▶ **MATERIAL SHOWN**:
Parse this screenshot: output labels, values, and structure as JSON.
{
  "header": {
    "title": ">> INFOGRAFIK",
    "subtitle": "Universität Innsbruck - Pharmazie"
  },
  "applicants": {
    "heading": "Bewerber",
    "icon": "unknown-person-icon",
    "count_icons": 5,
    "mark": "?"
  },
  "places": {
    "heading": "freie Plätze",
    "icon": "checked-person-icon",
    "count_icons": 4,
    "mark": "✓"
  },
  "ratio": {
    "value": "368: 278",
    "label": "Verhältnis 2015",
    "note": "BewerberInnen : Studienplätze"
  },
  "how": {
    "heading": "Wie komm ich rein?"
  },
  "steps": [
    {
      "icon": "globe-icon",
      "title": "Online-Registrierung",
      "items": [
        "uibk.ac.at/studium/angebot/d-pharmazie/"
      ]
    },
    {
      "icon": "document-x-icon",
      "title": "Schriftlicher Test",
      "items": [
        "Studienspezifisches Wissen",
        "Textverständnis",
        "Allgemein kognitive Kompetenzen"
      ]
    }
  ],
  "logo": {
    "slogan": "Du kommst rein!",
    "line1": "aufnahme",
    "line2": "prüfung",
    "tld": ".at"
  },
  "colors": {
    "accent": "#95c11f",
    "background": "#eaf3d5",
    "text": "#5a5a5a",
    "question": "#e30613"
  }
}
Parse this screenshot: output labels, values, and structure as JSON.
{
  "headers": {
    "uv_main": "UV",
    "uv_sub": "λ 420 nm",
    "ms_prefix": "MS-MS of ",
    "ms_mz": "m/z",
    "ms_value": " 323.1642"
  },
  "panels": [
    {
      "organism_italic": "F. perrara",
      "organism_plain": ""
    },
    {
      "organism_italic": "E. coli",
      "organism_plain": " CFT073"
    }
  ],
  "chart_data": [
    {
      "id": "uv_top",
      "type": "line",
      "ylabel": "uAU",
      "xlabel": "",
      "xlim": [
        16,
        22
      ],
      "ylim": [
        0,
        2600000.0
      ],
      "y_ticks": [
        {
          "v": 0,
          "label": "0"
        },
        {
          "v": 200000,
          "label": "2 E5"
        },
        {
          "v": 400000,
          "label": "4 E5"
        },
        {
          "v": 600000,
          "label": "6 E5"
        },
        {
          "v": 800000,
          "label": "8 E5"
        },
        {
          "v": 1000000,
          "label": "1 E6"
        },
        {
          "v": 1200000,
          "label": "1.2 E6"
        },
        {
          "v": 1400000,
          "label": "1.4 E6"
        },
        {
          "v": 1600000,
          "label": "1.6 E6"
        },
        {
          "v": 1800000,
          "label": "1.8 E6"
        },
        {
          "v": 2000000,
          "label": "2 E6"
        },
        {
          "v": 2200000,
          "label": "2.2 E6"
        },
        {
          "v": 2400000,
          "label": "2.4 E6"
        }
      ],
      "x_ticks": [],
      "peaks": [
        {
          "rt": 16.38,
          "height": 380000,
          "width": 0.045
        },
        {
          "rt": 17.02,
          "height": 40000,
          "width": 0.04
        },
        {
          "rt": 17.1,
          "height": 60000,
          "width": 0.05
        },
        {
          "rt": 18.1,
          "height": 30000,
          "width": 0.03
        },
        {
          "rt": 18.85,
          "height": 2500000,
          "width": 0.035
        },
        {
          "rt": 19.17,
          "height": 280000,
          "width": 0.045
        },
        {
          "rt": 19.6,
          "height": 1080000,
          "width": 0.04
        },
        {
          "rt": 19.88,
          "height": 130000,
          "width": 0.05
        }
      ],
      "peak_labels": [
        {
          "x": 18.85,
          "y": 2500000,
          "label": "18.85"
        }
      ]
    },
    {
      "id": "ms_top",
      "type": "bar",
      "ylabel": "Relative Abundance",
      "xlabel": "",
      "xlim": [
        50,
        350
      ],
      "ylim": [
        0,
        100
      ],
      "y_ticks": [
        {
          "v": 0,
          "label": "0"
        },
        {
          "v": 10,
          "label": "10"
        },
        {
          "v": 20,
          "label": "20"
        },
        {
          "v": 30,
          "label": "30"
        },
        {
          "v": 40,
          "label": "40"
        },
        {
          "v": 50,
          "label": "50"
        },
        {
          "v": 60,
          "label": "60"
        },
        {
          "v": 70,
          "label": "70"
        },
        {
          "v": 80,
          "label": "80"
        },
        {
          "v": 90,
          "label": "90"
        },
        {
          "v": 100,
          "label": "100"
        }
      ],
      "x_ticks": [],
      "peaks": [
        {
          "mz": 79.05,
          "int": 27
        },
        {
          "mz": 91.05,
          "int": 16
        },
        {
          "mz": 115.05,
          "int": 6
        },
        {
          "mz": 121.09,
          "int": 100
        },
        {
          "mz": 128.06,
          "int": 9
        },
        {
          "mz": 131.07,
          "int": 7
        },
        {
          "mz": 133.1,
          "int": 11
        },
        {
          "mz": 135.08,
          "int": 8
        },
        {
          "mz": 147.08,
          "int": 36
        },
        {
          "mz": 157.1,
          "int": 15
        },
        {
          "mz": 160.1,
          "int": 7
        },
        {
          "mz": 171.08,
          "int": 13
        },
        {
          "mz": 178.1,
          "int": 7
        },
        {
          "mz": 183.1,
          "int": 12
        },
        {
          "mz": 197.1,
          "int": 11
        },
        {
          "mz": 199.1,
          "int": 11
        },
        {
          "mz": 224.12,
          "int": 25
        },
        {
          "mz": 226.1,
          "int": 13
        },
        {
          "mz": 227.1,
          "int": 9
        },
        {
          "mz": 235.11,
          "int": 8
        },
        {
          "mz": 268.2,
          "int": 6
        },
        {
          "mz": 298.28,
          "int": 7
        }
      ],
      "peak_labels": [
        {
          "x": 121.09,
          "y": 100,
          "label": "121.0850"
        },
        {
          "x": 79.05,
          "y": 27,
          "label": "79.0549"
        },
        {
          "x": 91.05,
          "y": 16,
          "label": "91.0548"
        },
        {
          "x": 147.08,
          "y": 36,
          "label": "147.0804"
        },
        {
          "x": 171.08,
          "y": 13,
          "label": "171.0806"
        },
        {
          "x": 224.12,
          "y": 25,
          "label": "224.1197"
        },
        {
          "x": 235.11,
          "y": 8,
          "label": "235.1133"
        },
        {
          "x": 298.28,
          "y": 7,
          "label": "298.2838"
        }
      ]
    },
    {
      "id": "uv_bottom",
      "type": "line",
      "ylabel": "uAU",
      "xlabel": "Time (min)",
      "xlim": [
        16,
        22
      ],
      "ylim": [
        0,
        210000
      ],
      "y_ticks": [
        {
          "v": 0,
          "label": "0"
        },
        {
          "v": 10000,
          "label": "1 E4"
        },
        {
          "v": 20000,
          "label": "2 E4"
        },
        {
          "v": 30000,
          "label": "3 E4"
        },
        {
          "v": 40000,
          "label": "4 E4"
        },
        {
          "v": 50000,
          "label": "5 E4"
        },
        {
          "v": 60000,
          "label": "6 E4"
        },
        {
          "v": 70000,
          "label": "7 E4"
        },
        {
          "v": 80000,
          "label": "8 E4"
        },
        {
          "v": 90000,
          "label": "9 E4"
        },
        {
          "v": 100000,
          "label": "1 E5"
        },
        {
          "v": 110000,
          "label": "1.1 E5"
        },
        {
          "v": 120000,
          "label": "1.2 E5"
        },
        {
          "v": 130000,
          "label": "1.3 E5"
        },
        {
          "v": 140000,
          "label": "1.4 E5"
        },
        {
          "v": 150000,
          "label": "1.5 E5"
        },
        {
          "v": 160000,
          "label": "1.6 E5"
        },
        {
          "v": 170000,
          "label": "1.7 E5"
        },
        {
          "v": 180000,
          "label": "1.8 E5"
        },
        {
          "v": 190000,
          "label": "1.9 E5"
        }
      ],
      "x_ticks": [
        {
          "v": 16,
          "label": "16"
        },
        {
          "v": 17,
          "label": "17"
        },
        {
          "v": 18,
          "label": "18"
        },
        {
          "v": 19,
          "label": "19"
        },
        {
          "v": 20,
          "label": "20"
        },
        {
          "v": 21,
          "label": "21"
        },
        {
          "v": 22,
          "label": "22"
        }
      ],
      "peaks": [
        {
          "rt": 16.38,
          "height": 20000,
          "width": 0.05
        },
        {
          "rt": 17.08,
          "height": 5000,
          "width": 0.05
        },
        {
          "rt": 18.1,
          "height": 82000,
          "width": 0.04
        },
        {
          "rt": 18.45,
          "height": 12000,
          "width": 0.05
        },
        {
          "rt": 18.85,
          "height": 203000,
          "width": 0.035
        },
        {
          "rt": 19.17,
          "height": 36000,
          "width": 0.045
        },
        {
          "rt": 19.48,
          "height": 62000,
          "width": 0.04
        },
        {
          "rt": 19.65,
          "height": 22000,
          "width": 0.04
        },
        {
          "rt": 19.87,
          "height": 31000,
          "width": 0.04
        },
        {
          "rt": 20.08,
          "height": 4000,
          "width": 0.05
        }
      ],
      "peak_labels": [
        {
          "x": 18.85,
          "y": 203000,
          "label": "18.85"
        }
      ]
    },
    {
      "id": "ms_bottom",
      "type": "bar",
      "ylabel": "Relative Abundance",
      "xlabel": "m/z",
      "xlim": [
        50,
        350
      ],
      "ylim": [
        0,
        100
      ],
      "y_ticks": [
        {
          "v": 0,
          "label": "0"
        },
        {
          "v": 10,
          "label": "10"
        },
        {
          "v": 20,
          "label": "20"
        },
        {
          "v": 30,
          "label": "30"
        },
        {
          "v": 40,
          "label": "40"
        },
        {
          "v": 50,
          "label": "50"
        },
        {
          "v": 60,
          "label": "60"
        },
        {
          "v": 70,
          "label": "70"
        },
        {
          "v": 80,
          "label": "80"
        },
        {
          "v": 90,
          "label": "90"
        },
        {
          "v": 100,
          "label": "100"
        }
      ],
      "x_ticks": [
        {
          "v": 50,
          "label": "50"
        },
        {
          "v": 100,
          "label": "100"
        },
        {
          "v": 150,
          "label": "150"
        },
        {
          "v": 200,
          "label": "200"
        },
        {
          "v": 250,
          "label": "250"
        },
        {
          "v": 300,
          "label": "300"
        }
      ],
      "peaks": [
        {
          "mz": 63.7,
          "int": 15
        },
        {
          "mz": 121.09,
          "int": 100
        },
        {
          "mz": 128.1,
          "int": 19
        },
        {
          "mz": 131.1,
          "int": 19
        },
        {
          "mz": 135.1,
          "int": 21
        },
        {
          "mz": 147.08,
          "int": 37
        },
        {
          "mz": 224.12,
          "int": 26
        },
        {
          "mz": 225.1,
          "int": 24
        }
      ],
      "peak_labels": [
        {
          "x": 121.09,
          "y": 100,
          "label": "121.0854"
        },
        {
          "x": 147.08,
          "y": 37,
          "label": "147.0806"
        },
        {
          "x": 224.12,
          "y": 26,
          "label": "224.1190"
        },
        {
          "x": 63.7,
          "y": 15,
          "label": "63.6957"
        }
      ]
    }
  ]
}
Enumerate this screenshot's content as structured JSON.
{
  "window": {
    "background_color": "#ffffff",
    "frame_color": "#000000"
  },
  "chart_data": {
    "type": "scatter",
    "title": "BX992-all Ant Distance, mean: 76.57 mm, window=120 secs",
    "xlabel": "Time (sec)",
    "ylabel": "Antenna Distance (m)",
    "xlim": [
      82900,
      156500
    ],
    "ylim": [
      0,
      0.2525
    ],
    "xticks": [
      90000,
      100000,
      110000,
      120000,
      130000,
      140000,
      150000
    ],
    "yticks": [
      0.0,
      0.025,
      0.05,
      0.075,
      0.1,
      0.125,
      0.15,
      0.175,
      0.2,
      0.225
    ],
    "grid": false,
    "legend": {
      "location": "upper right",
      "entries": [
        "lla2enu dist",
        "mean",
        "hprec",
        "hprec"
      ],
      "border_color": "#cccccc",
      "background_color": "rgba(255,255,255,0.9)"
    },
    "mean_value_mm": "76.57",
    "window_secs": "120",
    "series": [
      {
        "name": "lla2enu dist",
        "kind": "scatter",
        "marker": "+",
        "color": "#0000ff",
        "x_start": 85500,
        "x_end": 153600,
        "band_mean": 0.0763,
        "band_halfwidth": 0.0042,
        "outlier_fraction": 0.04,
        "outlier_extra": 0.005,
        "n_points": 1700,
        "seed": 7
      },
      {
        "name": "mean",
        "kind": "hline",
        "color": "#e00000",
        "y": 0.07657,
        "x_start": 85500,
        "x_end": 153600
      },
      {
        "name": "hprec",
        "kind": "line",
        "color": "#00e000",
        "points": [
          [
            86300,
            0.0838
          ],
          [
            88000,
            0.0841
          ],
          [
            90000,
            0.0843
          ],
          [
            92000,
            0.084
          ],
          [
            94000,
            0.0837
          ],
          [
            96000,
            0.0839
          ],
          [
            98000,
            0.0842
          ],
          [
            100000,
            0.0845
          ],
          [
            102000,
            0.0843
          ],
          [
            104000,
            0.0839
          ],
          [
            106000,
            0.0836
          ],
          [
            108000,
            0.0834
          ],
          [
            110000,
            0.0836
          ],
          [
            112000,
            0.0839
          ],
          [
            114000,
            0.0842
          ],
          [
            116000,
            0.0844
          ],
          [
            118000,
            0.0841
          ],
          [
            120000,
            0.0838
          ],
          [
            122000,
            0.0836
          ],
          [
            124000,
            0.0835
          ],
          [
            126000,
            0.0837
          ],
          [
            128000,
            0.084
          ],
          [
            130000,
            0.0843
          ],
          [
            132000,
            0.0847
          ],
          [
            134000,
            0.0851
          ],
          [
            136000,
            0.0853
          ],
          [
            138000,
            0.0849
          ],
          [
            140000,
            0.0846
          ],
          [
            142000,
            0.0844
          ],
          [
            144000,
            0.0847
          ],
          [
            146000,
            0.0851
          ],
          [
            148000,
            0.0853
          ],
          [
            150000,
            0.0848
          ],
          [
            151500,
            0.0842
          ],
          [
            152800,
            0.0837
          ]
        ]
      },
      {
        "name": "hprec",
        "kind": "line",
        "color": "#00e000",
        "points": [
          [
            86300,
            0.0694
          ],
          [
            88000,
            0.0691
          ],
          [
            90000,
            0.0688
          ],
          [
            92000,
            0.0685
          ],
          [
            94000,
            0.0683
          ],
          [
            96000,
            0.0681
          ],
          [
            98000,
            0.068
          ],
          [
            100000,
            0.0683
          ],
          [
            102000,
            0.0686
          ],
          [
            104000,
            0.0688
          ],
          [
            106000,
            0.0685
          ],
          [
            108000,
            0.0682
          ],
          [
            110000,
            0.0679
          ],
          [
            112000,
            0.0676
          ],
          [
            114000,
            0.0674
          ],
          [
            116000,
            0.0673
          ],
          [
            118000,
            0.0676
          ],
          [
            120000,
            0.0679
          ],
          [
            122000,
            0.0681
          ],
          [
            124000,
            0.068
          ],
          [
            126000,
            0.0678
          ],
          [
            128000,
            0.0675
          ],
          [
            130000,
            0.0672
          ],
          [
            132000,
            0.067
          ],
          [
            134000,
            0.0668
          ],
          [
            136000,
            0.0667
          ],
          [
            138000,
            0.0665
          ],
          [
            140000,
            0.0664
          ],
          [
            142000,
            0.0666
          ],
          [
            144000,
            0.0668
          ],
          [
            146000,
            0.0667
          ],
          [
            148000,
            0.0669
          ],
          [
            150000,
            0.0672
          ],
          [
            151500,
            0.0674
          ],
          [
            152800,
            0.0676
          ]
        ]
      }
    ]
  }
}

▶ **WHAT THIS TASK INVOLVES**: Find the lines holding "kind" and list every one.

▶ **PROBLEM SOLUTION**:
        "kind": "scatter",
        "kind": "hline",
        "kind": "line",
        "kind": "line",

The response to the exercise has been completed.